Your instructions: Give every line back verbatim, dropping all images.

Collected data entries:
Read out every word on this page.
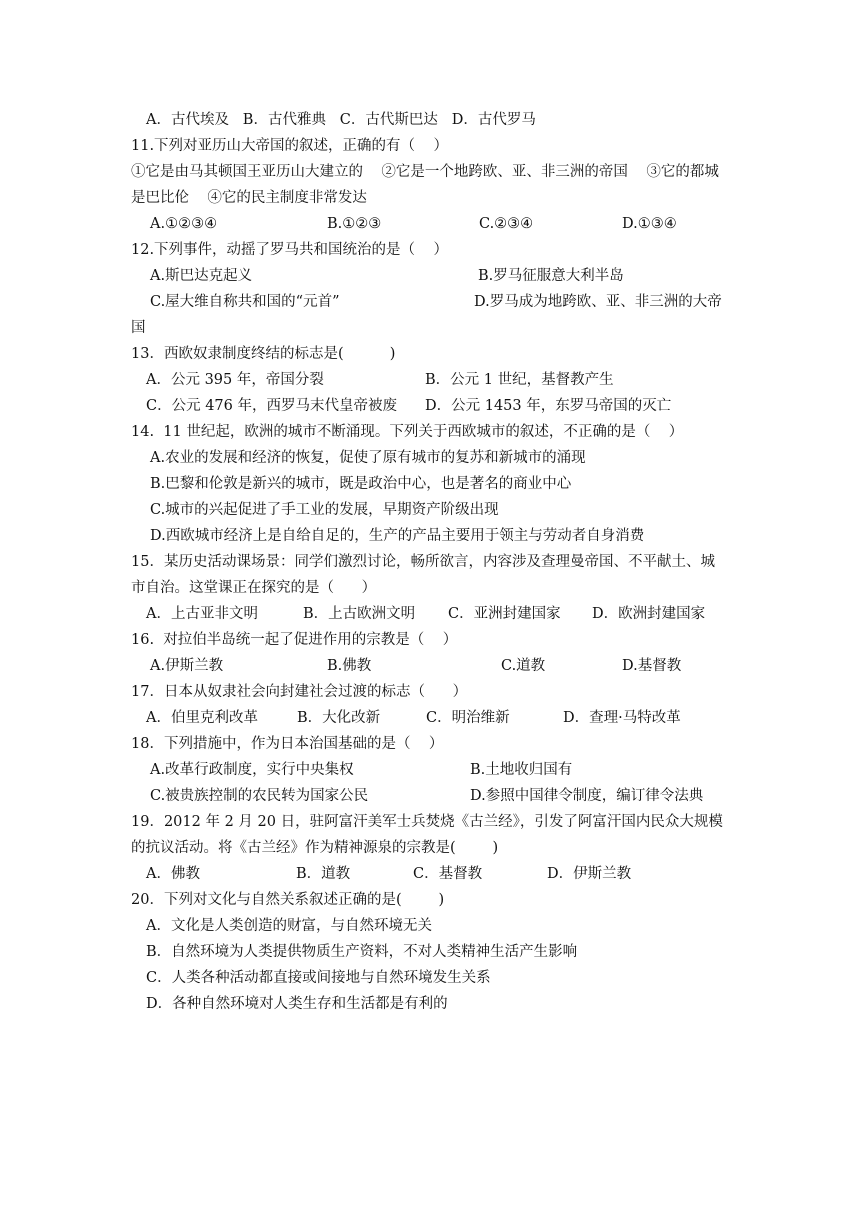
A．古代埃及   B．古代雅典   C．古代斯巴达   D．古代罗马
11.下列对亚历山大帝国的叙述，正确的有（    ）
①它是由马其顿国王亚历山大建立的    ②它是一个地跨欧、亚、非三洲的帝国    ③它的都城
是巴比伦    ④它的民主制度非常发达
A.①②③④	B.①②③	C.②③④	D.①③④
12.下列事件，动摇了罗马共和国统治的是（    ）
A.斯巴达克起义	B.罗马征服意大利半岛
C.屋大维自称共和国的“元首”	D.罗马成为地跨欧、亚、非三洲的大帝
国
13．西欧奴隶制度终结的标志是(          )
A．公元 395 年，帝国分裂	B．公元 1 世纪，基督教产生
C．公元 476 年，西罗马末代皇帝被废 D．公元 1453 年，东罗马帝国的灭亡
14.  11 世纪起，欧洲的城市不断涌现。下列关于西欧城市的叙述，不正确的是（    ）
A.农业的发展和经济的恢复，促使了原有城市的复苏和新城市的涌现
B.巴黎和伦敦是新兴的城市，既是政治中心，也是著名的商业中心
C.城市的兴起促进了手工业的发展，早期资产阶级出现
D.西欧城市经济上是自给自足的，生产的产品主要用于领主与劳动者自身消费
15．某历史活动课场景：同学们激烈讨论，畅所欲言，内容涉及查理曼帝国、不平献土、城
市自治。这堂课正在探究的是（      ）
A．上古亚非文明	B．上古欧洲文明 C．亚洲封建国家 D．欧洲封建国家
16.  对拉伯半岛统一起了促进作用的宗教是（    ）
A.伊斯兰教	B.佛教	C.道教	D.基督教
17．日本从奴隶社会向封建社会过渡的标志（      ）
A．伯里克利改革	B．大化改新	C．明治维新	D．查理·马特改革
18．下列措施中，作为日本治国基础的是（    ）
A.改革行政制度，实行中央集权	B.土地收归国有
C.被贵族控制的农民转为国家公民	D.参照中国律令制度，编订律令法典
19．2012 年 2 月 20 日，驻阿富汗美军士兵焚烧《古兰经》，引发了阿富汗国内民众大规模
的抗议活动。将《古兰经》作为精神源泉的宗教是(        )
A．佛教	B．道教	C．基督教	D．伊斯兰教
20．下列对文化与自然关系叙述正确的是(        )
A．文化是人类创造的财富，与自然环境无关
B．自然环境为人类提供物质生产资料，不对人类精神生活产生影响
C．人类各种活动都直接或间接地与自然环境发生关系
D．各种自然环境对人类生存和生活都是有利的
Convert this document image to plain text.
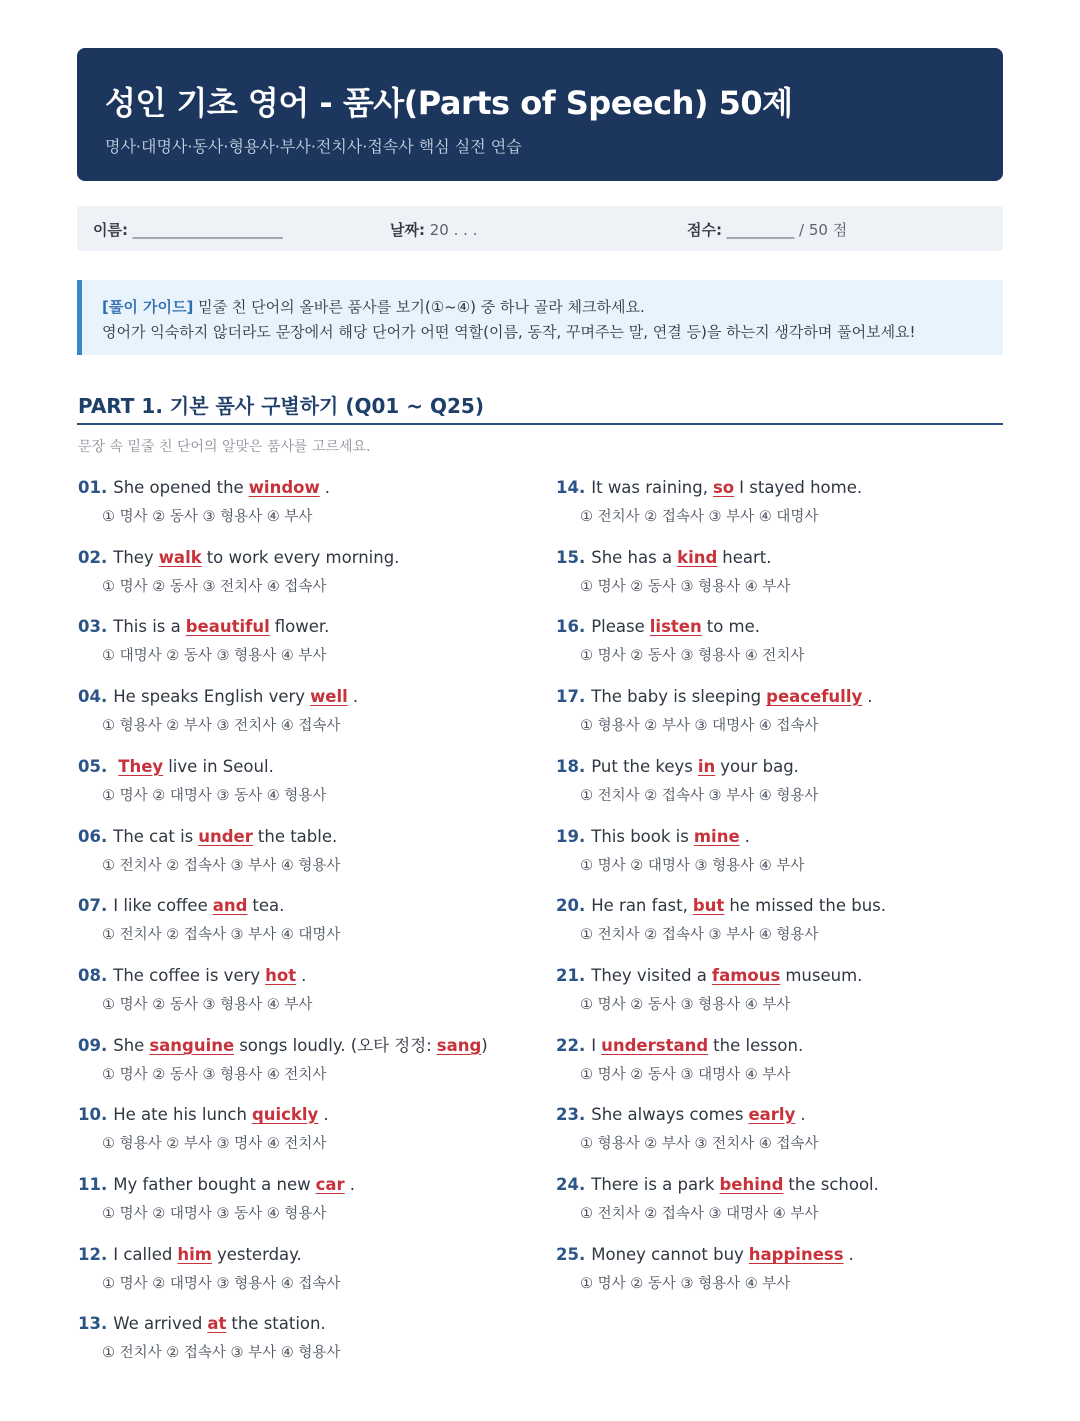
성인 기초 영어 - 품사(Parts of Speech) 50제
명사·대명사·동사·형용사·부사·전치사·접속사 핵심 실전 연습
이름: ____________________	날짜: 20 . . .	점수: _________ / 50 점
[풀이 가이드] 밑줄 친 단어의 올바른 품사를 보기(①~④) 중 하나 골라 체크하세요.
영어가 익숙하지 않더라도 문장에서 해당 단어가 어떤 역할(이름, 동작, 꾸며주는 말, 연결 등)을 하는지 생각하며 풀어보세요!
PART 1. 기본 품사 구별하기 (Q01 ~ Q25)
문장 속 밑줄 친 단어의 알맞은 품사를 고르세요.
01. She opened the window .
① 명사 ② 동사 ③ 형용사 ④ 부사
02. They walk to work every morning.
① 명사 ② 동사 ③ 전치사 ④ 접속사
03. This is a beautiful flower.
① 대명사 ② 동사 ③ 형용사 ④ 부사
04. He speaks English very well .
① 형용사 ② 부사 ③ 전치사 ④ 접속사
05. They live in Seoul.
① 명사 ② 대명사 ③ 동사 ④ 형용사
06. The cat is under the table.
① 전치사 ② 접속사 ③ 부사 ④ 형용사
07. I like coffee and tea.
① 전치사 ② 접속사 ③ 부사 ④ 대명사
08. The coffee is very hot .
① 명사 ② 동사 ③ 형용사 ④ 부사
09. She sanguine songs loudly. (오타 정정: sang)
① 명사 ② 동사 ③ 형용사 ④ 전치사
10. He ate his lunch quickly .
① 형용사 ② 부사 ③ 명사 ④ 전치사
11. My father bought a new car .
① 명사 ② 대명사 ③ 동사 ④ 형용사
12. I called him yesterday.
① 명사 ② 대명사 ③ 형용사 ④ 접속사
13. We arrived at the station.
① 전치사 ② 접속사 ③ 부사 ④ 형용사
14. It was raining, so I stayed home.
① 전치사 ② 접속사 ③ 부사 ④ 대명사
15. She has a kind heart.
① 명사 ② 동사 ③ 형용사 ④ 부사
16. Please listen to me.
① 명사 ② 동사 ③ 형용사 ④ 전치사
17. The baby is sleeping peacefully .
① 형용사 ② 부사 ③ 대명사 ④ 접속사
18. Put the keys in your bag.
① 전치사 ② 접속사 ③ 부사 ④ 형용사
19. This book is mine .
① 명사 ② 대명사 ③ 형용사 ④ 부사
20. He ran fast, but he missed the bus.
① 전치사 ② 접속사 ③ 부사 ④ 형용사
21. They visited a famous museum.
① 명사 ② 동사 ③ 형용사 ④ 부사
22. I understand the lesson.
① 명사 ② 동사 ③ 대명사 ④ 부사
23. She always comes early .
① 형용사 ② 부사 ③ 전치사 ④ 접속사
24. There is a park behind the school.
① 전치사 ② 접속사 ③ 대명사 ④ 부사
25. Money cannot buy happiness .
① 명사 ② 동사 ③ 형용사 ④ 부사
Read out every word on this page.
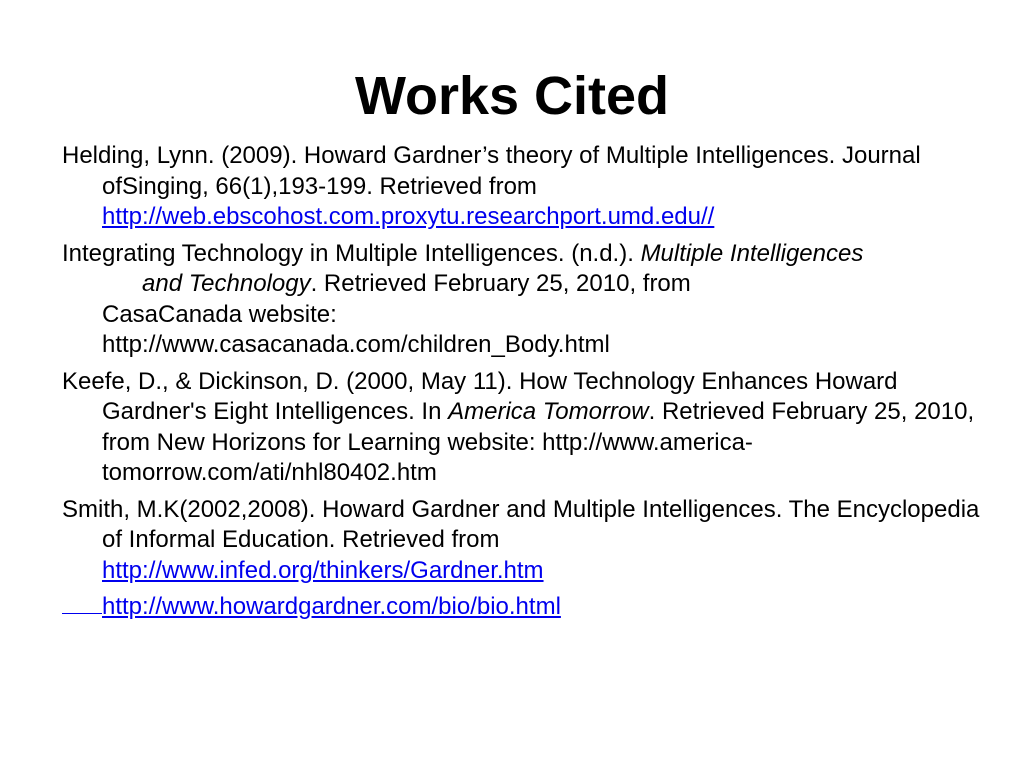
Works Cited

Helding, Lynn. (2009). Howard Gardner’s theory of Multiple Intelligences. Journal ofSinging, 66(1),193-199. Retrieved from
http://web.ebscohost.com.proxytu.researchport.umd.edu//

Integrating Technology in Multiple Intelligences. (n.d.). Multiple Intelligences
and Technology. Retrieved February 25, 2010, from
CasaCanada website:
http://www.casacanada.com/children_Body.html

Keefe, D., & Dickinson, D. (2000, May 11). How Technology Enhances Howard Gardner's Eight Intelligences. In America Tomorrow. Retrieved February 25, 2010, from New Horizons for Learning website: http://www.america-tomorrow.com/ati/nhl80402.htm

Smith, M.K(2002,2008). Howard Gardner and Multiple Intelligences. The Encyclopedia of Informal Education. Retrieved from
http://www.infed.org/thinkers/Gardner.htm

http://www.howardgardner.com/bio/bio.html
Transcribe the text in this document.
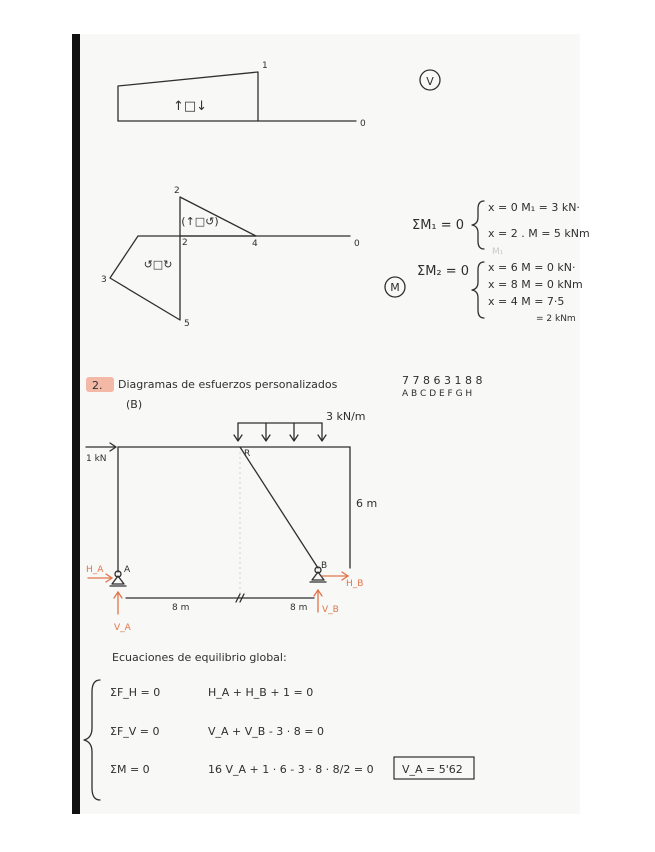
↑□↓
1
0
V
2
2
3
4
5
0
(↑□↺)
↺□↻
M
ΣM₁ = 0
x = 0 M₁ = 3 kN·
x = 2 . M = 5 kNm
M₁
ΣM₂ = 0 x = 6 M = 0 kN·
x = 8 M = 0 kNm
x = 4 M = 7·5
= 2 kNm
2. Diagramas de esfuerzos personalizados
(B)
7 7 8 6 3 1 8 8
A B C D E F G H
3 kN/m
R
6 m
1 kN
A	B
H_A
H_B
V_A
V_B
8 m	8 m
Ecuaciones de equilibrio global:
ΣF_H = 0	H_A + H_B + 1 = 0
ΣF_V = 0	V_A + V_B - 3 · 8 = 0
ΣM = 0	16 V_A + 1 · 6 - 3 · 8 · 8/2 = 0	V_A = 5'62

Final result:
Read out every word on this page.
A．古代埃及   B．古代雅典   C．古代斯巴达   D．古代罗马
11.下列对亚历山大帝国的叙述，正确的有（    ）
①它是由马其顿国王亚历山大建立的    ②它是一个地跨欧、亚、非三洲的帝国    ③它的都城
是巴比伦    ④它的民主制度非常发达
A.①②③④	B.①②③	C.②③④	D.①③④
12.下列事件，动摇了罗马共和国统治的是（    ）
A.斯巴达克起义	B.罗马征服意大利半岛
C.屋大维自称共和国的“元首”	D.罗马成为地跨欧、亚、非三洲的大帝
国
13．西欧奴隶制度终结的标志是(          )
A．公元 395 年，帝国分裂	B．公元 1 世纪，基督教产生
C．公元 476 年，西罗马末代皇帝被废 D．公元 1453 年，东罗马帝国的灭亡
14.  11 世纪起，欧洲的城市不断涌现。下列关于西欧城市的叙述，不正确的是（    ）
A.农业的发展和经济的恢复，促使了原有城市的复苏和新城市的涌现
B.巴黎和伦敦是新兴的城市，既是政治中心，也是著名的商业中心
C.城市的兴起促进了手工业的发展，早期资产阶级出现
D.西欧城市经济上是自给自足的，生产的产品主要用于领主与劳动者自身消费
15．某历史活动课场景：同学们激烈讨论，畅所欲言，内容涉及查理曼帝国、不平献土、城
市自治。这堂课正在探究的是（      ）
A．上古亚非文明	B．上古欧洲文明 C．亚洲封建国家 D．欧洲封建国家
16.  对拉伯半岛统一起了促进作用的宗教是（    ）
A.伊斯兰教	B.佛教	C.道教	D.基督教
17．日本从奴隶社会向封建社会过渡的标志（      ）
A．伯里克利改革	B．大化改新	C．明治维新	D．查理·马特改革
18．下列措施中，作为日本治国基础的是（    ）
A.改革行政制度，实行中央集权	B.土地收归国有
C.被贵族控制的农民转为国家公民	D.参照中国律令制度，编订律令法典
19．2012 年 2 月 20 日，驻阿富汗美军士兵焚烧《古兰经》，引发了阿富汗国内民众大规模
的抗议活动。将《古兰经》作为精神源泉的宗教是(        )
A．佛教	B．道教	C．基督教	D．伊斯兰教
20．下列对文化与自然关系叙述正确的是(        )
A．文化是人类创造的财富，与自然环境无关
B．自然环境为人类提供物质生产资料，不对人类精神生活产生影响
C．人类各种活动都直接或间接地与自然环境发生关系
D．各种自然环境对人类生存和生活都是有利的
Convert this document image to plain text.
성인 기초 영어 - 품사(Parts of Speech) 50제
명사·대명사·동사·형용사·부사·전치사·접속사 핵심 실전 연습
이름: ____________________	날짜: 20 . . .	점수: _________ / 50 점
[풀이 가이드] 밑줄 친 단어의 올바른 품사를 보기(①~④) 중 하나 골라 체크하세요.
영어가 익숙하지 않더라도 문장에서 해당 단어가 어떤 역할(이름, 동작, 꾸며주는 말, 연결 등)을 하는지 생각하며 풀어보세요!
PART 1. 기본 품사 구별하기 (Q01 ~ Q25)
문장 속 밑줄 친 단어의 알맞은 품사를 고르세요.
01. She opened the window .
① 명사 ② 동사 ③ 형용사 ④ 부사
02. They walk to work every morning.
① 명사 ② 동사 ③ 전치사 ④ 접속사
03. This is a beautiful flower.
① 대명사 ② 동사 ③ 형용사 ④ 부사
04. He speaks English very well .
① 형용사 ② 부사 ③ 전치사 ④ 접속사
05. They live in Seoul.
① 명사 ② 대명사 ③ 동사 ④ 형용사
06. The cat is under the table.
① 전치사 ② 접속사 ③ 부사 ④ 형용사
07. I like coffee and tea.
① 전치사 ② 접속사 ③ 부사 ④ 대명사
08. The coffee is very hot .
① 명사 ② 동사 ③ 형용사 ④ 부사
09. She sanguine songs loudly. (오타 정정: sang)
① 명사 ② 동사 ③ 형용사 ④ 전치사
10. He ate his lunch quickly .
① 형용사 ② 부사 ③ 명사 ④ 전치사
11. My father bought a new car .
① 명사 ② 대명사 ③ 동사 ④ 형용사
12. I called him yesterday.
① 명사 ② 대명사 ③ 형용사 ④ 접속사
13. We arrived at the station.
① 전치사 ② 접속사 ③ 부사 ④ 형용사
14. It was raining, so I stayed home.
① 전치사 ② 접속사 ③ 부사 ④ 대명사
15. She has a kind heart.
① 명사 ② 동사 ③ 형용사 ④ 부사
16. Please listen to me.
① 명사 ② 동사 ③ 형용사 ④ 전치사
17. The baby is sleeping peacefully .
① 형용사 ② 부사 ③ 대명사 ④ 접속사
18. Put the keys in your bag.
① 전치사 ② 접속사 ③ 부사 ④ 형용사
19. This book is mine .
① 명사 ② 대명사 ③ 형용사 ④ 부사
20. He ran fast, but he missed the bus.
① 전치사 ② 접속사 ③ 부사 ④ 형용사
21. They visited a famous museum.
① 명사 ② 동사 ③ 형용사 ④ 부사
22. I understand the lesson.
① 명사 ② 동사 ③ 대명사 ④ 부사
23. She always comes early .
① 형용사 ② 부사 ③ 전치사 ④ 접속사
24. There is a park behind the school.
① 전치사 ② 접속사 ③ 대명사 ④ 부사
25. Money cannot buy happiness .
① 명사 ② 동사 ③ 형용사 ④ 부사
Read out every word on this page.
Works Cited

Helding, Lynn. (2009). Howard Gardner’s theory of Multiple Intelligences. Journal ofSinging, 66(1),193-199. Retrieved from
http://web.ebscohost.com.proxytu.researchport.umd.edu//

Integrating Technology in Multiple Intelligences. (n.d.). Multiple Intelligences
and Technology. Retrieved February 25, 2010, from
CasaCanada website:
http://www.casacanada.com/children_Body.html

Keefe, D., & Dickinson, D. (2000, May 11). How Technology Enhances Howard Gardner's Eight Intelligences. In America Tomorrow. Retrieved February 25, 2010, from New Horizons for Learning website: http://www.america-tomorrow.com/ati/nhl80402.htm

Smith, M.K(2002,2008). Howard Gardner and Multiple Intelligences. The Encyclopedia of Informal Education. Retrieved from
http://www.infed.org/thinkers/Gardner.htm

http://www.howardgardner.com/bio/bio.html
Transcribe the text in this document.
↑□↓
1
0
V
2
2
3
4
5
0
(↑□↺)
↺□↻
M
ΣM₁ = 0
x = 0 M₁ = 3 kN·
x = 2 . M = 5 kNm
M₁
ΣM₂ = 0 x = 6 M = 0 kN·
x = 8 M = 0 kNm
x = 4 M = 7·5
= 2 kNm
2. Diagramas de esfuerzos personalizados
(B)
7 7 8 6 3 1 8 8
A B C D E F G H
3 kN/m
R
6 m
1 kN
A	B
H_A
H_B
V_A
V_B
8 m	8 m
Ecuaciones de equilibrio global:
ΣF_H = 0	H_A + H_B + 1 = 0
ΣF_V = 0	V_A + V_B - 3 · 8 = 0
ΣM = 0	16 V_A + 1 · 6 - 3 · 8 · 8/2 = 0	V_A = 5'62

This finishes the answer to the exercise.